Data entries for graphics:

────

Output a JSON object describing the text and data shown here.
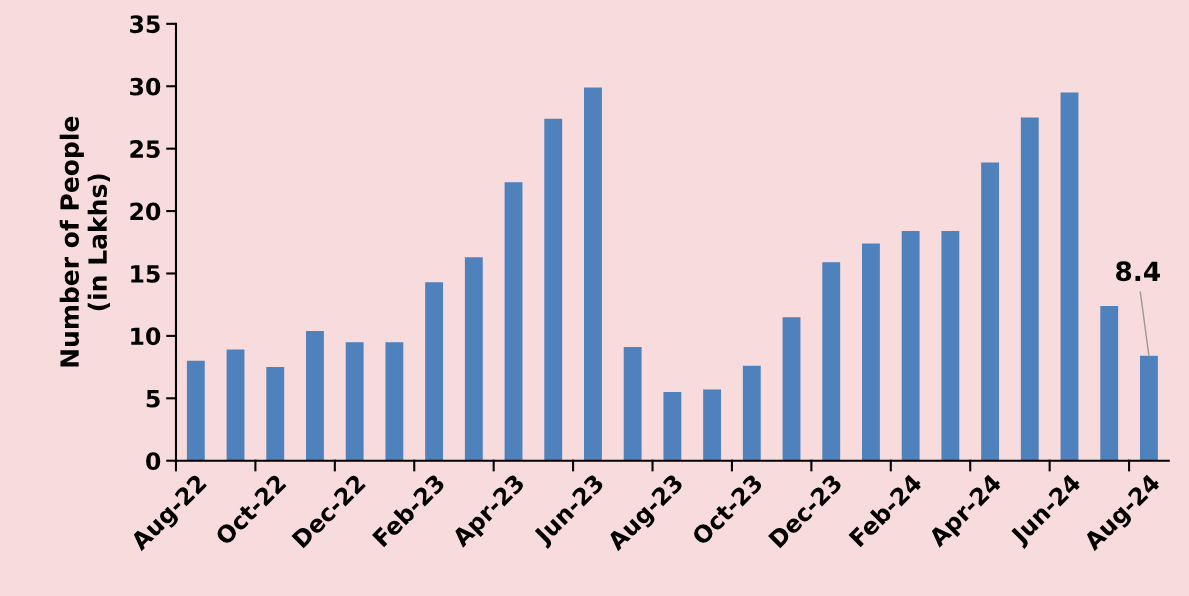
{
  "chart_data": {
    "type": "bar",
    "ylabel": "Number of People\n(in Lakhs)",
    "categories": [
      "Aug-22",
      null,
      "Oct-22",
      null,
      "Dec-22",
      null,
      "Feb-23",
      null,
      "Apr-23",
      null,
      "Jun-23",
      null,
      "Aug-23",
      null,
      "Oct-23",
      null,
      "Dec-23",
      null,
      "Feb-24",
      null,
      "Apr-24",
      null,
      "Jun-24",
      null,
      "Aug-24"
    ],
    "values": [
      8.0,
      8.9,
      7.5,
      10.4,
      9.5,
      9.5,
      14.3,
      16.3,
      22.3,
      27.4,
      29.9,
      9.1,
      5.5,
      5.7,
      7.6,
      11.5,
      15.9,
      17.4,
      18.4,
      18.4,
      23.9,
      27.5,
      29.5,
      12.4,
      8.4
    ],
    "value_labels": [
      null,
      null,
      null,
      null,
      null,
      null,
      null,
      null,
      null,
      null,
      null,
      null,
      null,
      null,
      null,
      null,
      null,
      null,
      null,
      null,
      null,
      null,
      null,
      null,
      "8.4"
    ],
    "color": "#4f81bd",
    "ylim": [
      0,
      35
    ],
    "yticks": [
      0,
      5,
      10,
      15,
      20,
      25,
      30,
      35
    ],
    "grid": false,
    "legend": false
  }
}
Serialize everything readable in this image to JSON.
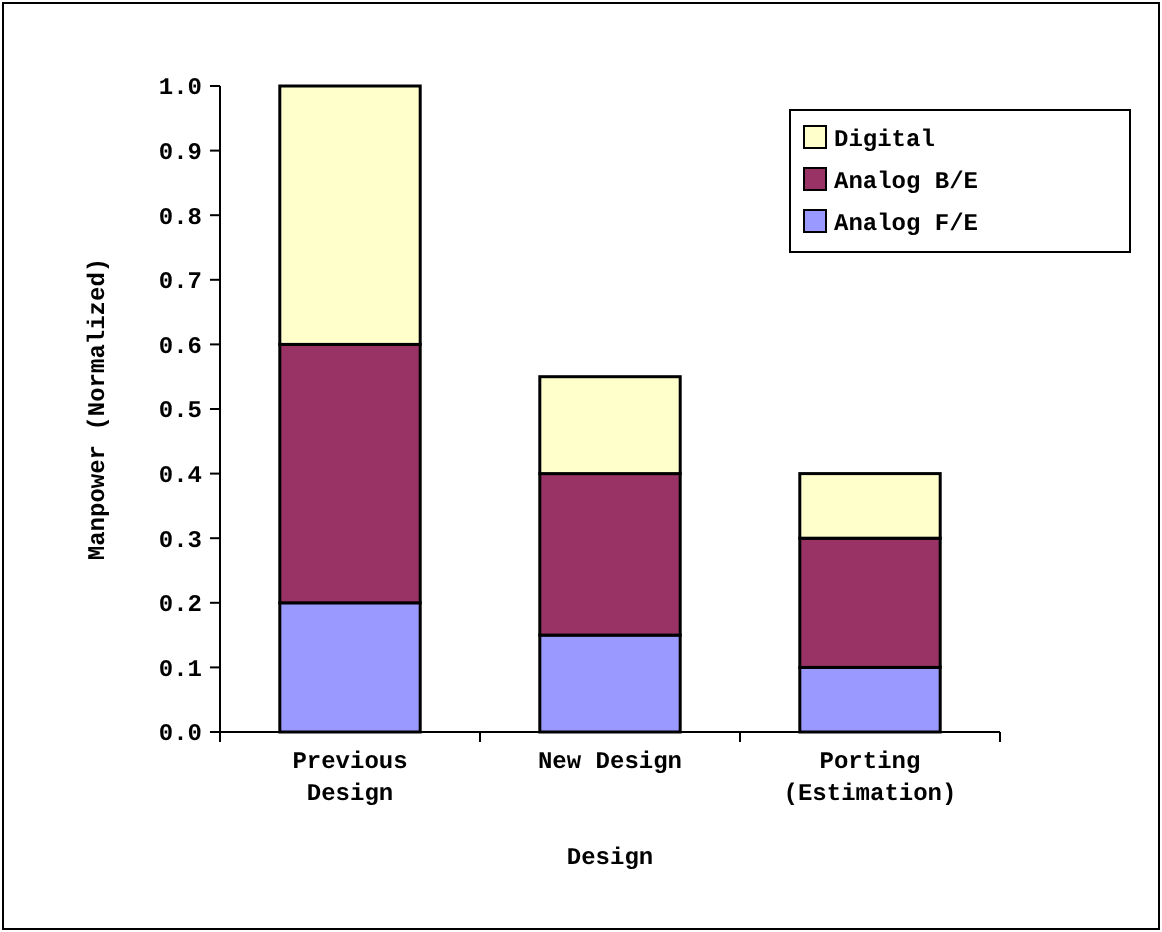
{
  "chart_data": {
    "type": "bar",
    "stacked": true,
    "xlabel": "Design",
    "ylabel": "Manpower (Normalized)",
    "categories": [
      "Previous\nDesign",
      "New Design",
      "Porting\n(Estimation)"
    ],
    "series": [
      {
        "name": "Analog F/E",
        "color": "#9999ff",
        "values": [
          0.2,
          0.15,
          0.1
        ]
      },
      {
        "name": "Analog B/E",
        "color": "#993366",
        "values": [
          0.4,
          0.25,
          0.2
        ]
      },
      {
        "name": "Digital",
        "color": "#ffffcc",
        "values": [
          0.4,
          0.15,
          0.1
        ]
      }
    ],
    "ylim": [
      0,
      1
    ],
    "yticks": [
      {
        "value": 0,
        "label": "0.0"
      },
      {
        "value": 0.1,
        "label": "0.1"
      },
      {
        "value": 0.2,
        "label": "0.2"
      },
      {
        "value": 0.3,
        "label": "0.3"
      },
      {
        "value": 0.4,
        "label": "0.4"
      },
      {
        "value": 0.5,
        "label": "0.5"
      },
      {
        "value": 0.6,
        "label": "0.6"
      },
      {
        "value": 0.7,
        "label": "0.7"
      },
      {
        "value": 0.8,
        "label": "0.8"
      },
      {
        "value": 0.9,
        "label": "0.9"
      },
      {
        "value": 1,
        "label": "1.0"
      }
    ],
    "grid": false,
    "legend": "top right"
  }
}
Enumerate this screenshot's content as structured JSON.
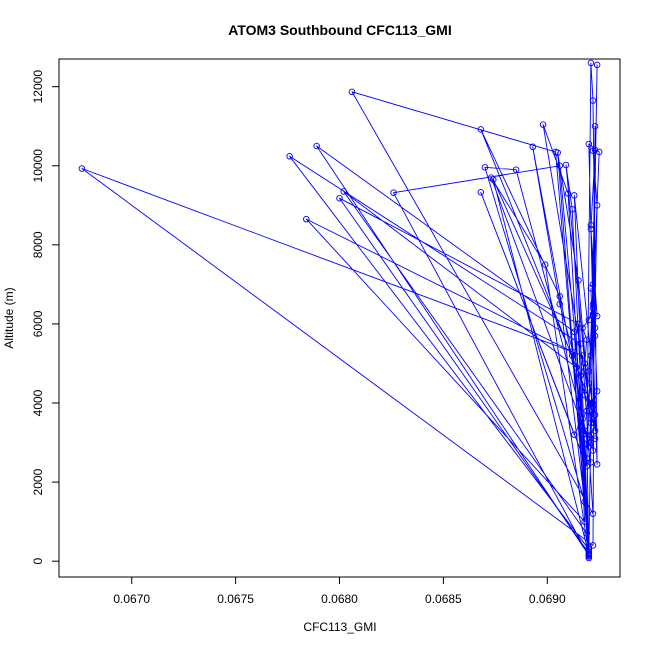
{
  "chart_data": {
    "type": "line",
    "title": "ATOM3 Southbound CFC113_GMI",
    "xlabel": "CFC113_GMI",
    "ylabel": "Altitude (m)",
    "xlim": [
      0.06665,
      0.06935
    ],
    "ylim": [
      -400,
      12700
    ],
    "x_ticks": [
      0.067,
      0.0675,
      0.068,
      0.0685,
      0.069
    ],
    "x_tick_labels": [
      "0.0670",
      "0.0675",
      "0.0680",
      "0.0685",
      "0.0690"
    ],
    "y_ticks": [
      0,
      2000,
      4000,
      6000,
      8000,
      10000,
      12000
    ],
    "y_tick_labels": [
      "0",
      "2000",
      "4000",
      "6000",
      "8000",
      "10000",
      "12000"
    ],
    "grid": false,
    "line_color": "#0000ff",
    "marker": "open-circle",
    "series": [
      {
        "points": [
          [
            0.0692,
            250
          ],
          [
            0.06924,
            12550
          ],
          [
            0.06921,
            3000
          ],
          [
            0.06923,
            11000
          ],
          [
            0.06922,
            400
          ],
          [
            0.06676,
            9930
          ],
          [
            0.06917,
            5200
          ],
          [
            0.06922,
            1200
          ],
          [
            0.06806,
            11870
          ],
          [
            0.06904,
            10350
          ],
          [
            0.0692,
            300
          ],
          [
            0.06776,
            10240
          ],
          [
            0.06916,
            5500
          ],
          [
            0.0692,
            150
          ],
          [
            0.06789,
            10500
          ],
          [
            0.06913,
            5800
          ],
          [
            0.06918,
            1000
          ],
          [
            0.06784,
            8650
          ],
          [
            0.06912,
            5300
          ],
          [
            0.0692,
            200
          ],
          [
            0.068,
            9180
          ],
          [
            0.06915,
            6000
          ],
          [
            0.06919,
            700
          ],
          [
            0.06802,
            9350
          ],
          [
            0.06914,
            4900
          ],
          [
            0.0692,
            120
          ],
          [
            0.06826,
            9320
          ],
          [
            0.06906,
            10000
          ],
          [
            0.06919,
            2400
          ],
          [
            0.06868,
            9330
          ],
          [
            0.06913,
            3200
          ],
          [
            0.06921,
            4000
          ],
          [
            0.06868,
            10920
          ],
          [
            0.06906,
            6700
          ],
          [
            0.06918,
            1500
          ],
          [
            0.0687,
            9960
          ],
          [
            0.06885,
            9900
          ],
          [
            0.0692,
            3000
          ],
          [
            0.06873,
            9700
          ],
          [
            0.06899,
            7500
          ],
          [
            0.0692,
            180
          ],
          [
            0.06874,
            9650
          ],
          [
            0.06912,
            5200
          ],
          [
            0.06921,
            2500
          ],
          [
            0.06893,
            10480
          ],
          [
            0.06906,
            6500
          ],
          [
            0.06922,
            3500
          ],
          [
            0.06898,
            11040
          ],
          [
            0.0691,
            9300
          ],
          [
            0.0692,
            80
          ],
          [
            0.06905,
            10330
          ],
          [
            0.06915,
            7100
          ],
          [
            0.06922,
            2800
          ],
          [
            0.06909,
            10020
          ],
          [
            0.06912,
            8900
          ],
          [
            0.0692,
            350
          ],
          [
            0.06913,
            9250
          ],
          [
            0.06921,
            5200
          ],
          [
            0.06922,
            6250
          ],
          [
            0.0692,
            10550
          ],
          [
            0.06925,
            10350
          ],
          [
            0.06919,
            2600
          ],
          [
            0.06921,
            12600
          ],
          [
            0.06922,
            11650
          ],
          [
            0.06924,
            2450
          ],
          [
            0.06921,
            6900
          ],
          [
            0.06922,
            5500
          ],
          [
            0.06923,
            3700
          ],
          [
            0.0692,
            4500
          ],
          [
            0.06922,
            7000
          ],
          [
            0.06923,
            5900
          ],
          [
            0.06921,
            8500
          ],
          [
            0.06922,
            6500
          ],
          [
            0.0692,
            4800
          ],
          [
            0.06923,
            3300
          ],
          [
            0.06922,
            6200
          ],
          [
            0.06924,
            6200
          ],
          [
            0.06921,
            8400
          ],
          [
            0.06923,
            10400
          ],
          [
            0.06922,
            10380
          ],
          [
            0.06924,
            9000
          ],
          [
            0.06922,
            4000
          ],
          [
            0.06921,
            3200
          ],
          [
            0.06923,
            3100
          ],
          [
            0.06918,
            3300
          ],
          [
            0.06916,
            3400
          ],
          [
            0.06917,
            3600
          ],
          [
            0.06919,
            3800
          ],
          [
            0.06918,
            4200
          ],
          [
            0.06917,
            4400
          ],
          [
            0.06916,
            4700
          ],
          [
            0.06918,
            5000
          ],
          [
            0.06919,
            5600
          ],
          [
            0.06917,
            5900
          ],
          [
            0.0692,
            6100
          ],
          [
            0.06922,
            6400
          ],
          [
            0.06923,
            5700
          ],
          [
            0.06924,
            4300
          ],
          [
            0.06922,
            3900
          ],
          [
            0.06921,
            3500
          ],
          [
            0.0692,
            2900
          ],
          [
            0.06919,
            3100
          ],
          [
            0.0692,
            150
          ]
        ]
      }
    ]
  }
}
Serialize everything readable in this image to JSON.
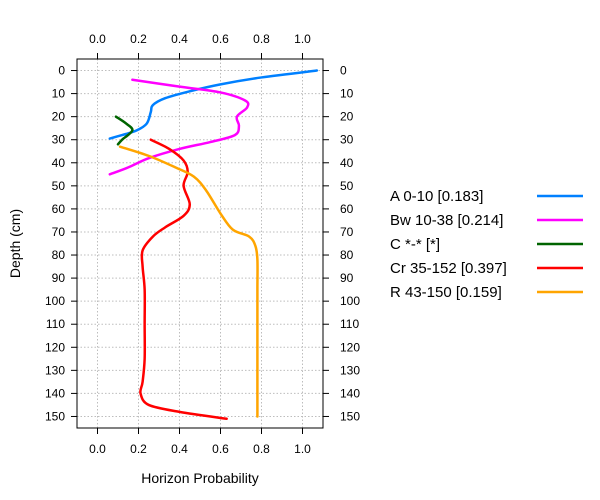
{
  "chart_data": {
    "type": "line",
    "xlabel": "Horizon Probability",
    "ylabel": "Depth (cm)",
    "xlim": [
      -0.1,
      1.1
    ],
    "ylim": [
      155,
      -5
    ],
    "x_ticks": [
      "0.0",
      "0.2",
      "0.4",
      "0.6",
      "0.8",
      "1.0"
    ],
    "x_tick_values": [
      0.0,
      0.2,
      0.4,
      0.6,
      0.8,
      1.0
    ],
    "y_ticks": [
      "0",
      "10",
      "20",
      "30",
      "40",
      "50",
      "60",
      "70",
      "80",
      "90",
      "100",
      "110",
      "120",
      "130",
      "140",
      "150"
    ],
    "y_tick_values": [
      0,
      10,
      20,
      30,
      40,
      50,
      60,
      70,
      80,
      90,
      100,
      110,
      120,
      130,
      140,
      150
    ],
    "grid": true,
    "legend_position": "right",
    "series": [
      {
        "name": "A 0-10 [0.183]",
        "color": "#0080ff",
        "points": [
          [
            1.07,
            0
          ],
          [
            0.8,
            3
          ],
          [
            0.6,
            6
          ],
          [
            0.45,
            9
          ],
          [
            0.33,
            12
          ],
          [
            0.27,
            15
          ],
          [
            0.26,
            18
          ],
          [
            0.24,
            23
          ],
          [
            0.19,
            26
          ],
          [
            0.12,
            28
          ],
          [
            0.06,
            29.5
          ]
        ]
      },
      {
        "name": "Bw 10-38 [0.214]",
        "color": "#ff00ff",
        "points": [
          [
            0.17,
            4
          ],
          [
            0.4,
            7
          ],
          [
            0.6,
            9.5
          ],
          [
            0.72,
            13
          ],
          [
            0.73,
            16
          ],
          [
            0.68,
            20
          ],
          [
            0.69,
            24
          ],
          [
            0.67,
            28
          ],
          [
            0.55,
            31
          ],
          [
            0.4,
            34
          ],
          [
            0.25,
            38
          ],
          [
            0.15,
            42
          ],
          [
            0.06,
            45
          ]
        ]
      },
      {
        "name": "C *-* [*]",
        "color": "#006400",
        "points": [
          [
            0.09,
            20
          ],
          [
            0.14,
            23
          ],
          [
            0.17,
            26
          ],
          [
            0.12,
            30
          ],
          [
            0.1,
            32
          ]
        ]
      },
      {
        "name": "Cr 35-152 [0.397]",
        "color": "#ff0000",
        "points": [
          [
            0.26,
            30
          ],
          [
            0.35,
            34
          ],
          [
            0.42,
            39
          ],
          [
            0.44,
            44
          ],
          [
            0.42,
            50
          ],
          [
            0.45,
            58
          ],
          [
            0.42,
            63
          ],
          [
            0.33,
            68
          ],
          [
            0.27,
            72
          ],
          [
            0.22,
            78
          ],
          [
            0.22,
            85
          ],
          [
            0.23,
            95
          ],
          [
            0.23,
            110
          ],
          [
            0.23,
            125
          ],
          [
            0.22,
            135
          ],
          [
            0.21,
            140
          ],
          [
            0.25,
            145
          ],
          [
            0.4,
            148
          ],
          [
            0.63,
            151
          ]
        ]
      },
      {
        "name": "R 43-150 [0.159]",
        "color": "#ffa500",
        "points": [
          [
            0.11,
            33
          ],
          [
            0.25,
            37
          ],
          [
            0.38,
            42
          ],
          [
            0.47,
            46
          ],
          [
            0.53,
            52
          ],
          [
            0.6,
            62
          ],
          [
            0.66,
            69
          ],
          [
            0.74,
            72
          ],
          [
            0.77,
            76
          ],
          [
            0.78,
            82
          ],
          [
            0.78,
            95
          ],
          [
            0.78,
            110
          ],
          [
            0.78,
            125
          ],
          [
            0.78,
            140
          ],
          [
            0.78,
            150
          ]
        ]
      }
    ]
  }
}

────

[Set problem]
In the entries above, count each line that holds "xlabel". Give the total and nothing else.

[Exercise answer]
3